§ **EXERCISE GOAL**
Write out the material exactly. Do not include the pictures.

§ **RECORDS PROVIDED**

┌────────

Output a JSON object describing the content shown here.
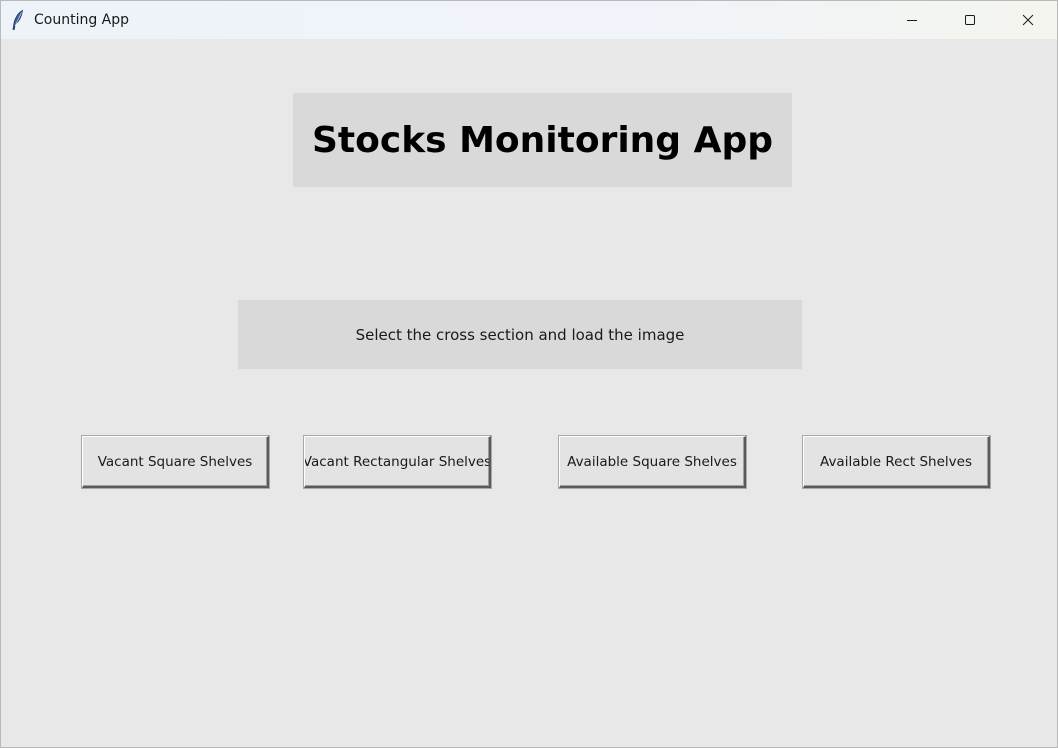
{
  "window": {
    "title": "Counting App"
  },
  "header": {
    "title": "Stocks Monitoring App"
  },
  "instruction": {
    "text": "Select the cross section and load the image"
  },
  "buttons": [
    {
      "label": "Vacant Square Shelves"
    },
    {
      "label": "Vacant Rectangular Shelves"
    },
    {
      "label": "Available Square Shelves"
    },
    {
      "label": "Available Rect Shelves"
    }
  ],
  "icons": {
    "app": "feather-icon",
    "minimize": "minimize-icon",
    "maximize": "maximize-icon",
    "close": "close-icon"
  },
  "colors": {
    "background": "#e8e8e8",
    "panel": "#d9d9d9",
    "titlebar": "#eef2f9"
  }
}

└────────

§ **TASK RESULT**
Output a JSON object describing the content shown here.
{
  "window": {
    "title": "Counting App"
  },
  "header": {
    "title": "Stocks Monitoring App"
  },
  "instruction": {
    "text": "Select the cross section and load the image"
  },
  "buttons": [
    {
      "label": "Vacant Square Shelves"
    },
    {
      "label": "Vacant Rectangular Shelves"
    },
    {
      "label": "Available Square Shelves"
    },
    {
      "label": "Available Rect Shelves"
    }
  ],
  "icons": {
    "app": "feather-icon",
    "minimize": "minimize-icon",
    "maximize": "maximize-icon",
    "close": "close-icon"
  },
  "colors": {
    "background": "#e8e8e8",
    "panel": "#d9d9d9",
    "titlebar": "#eef2f9"
  }
}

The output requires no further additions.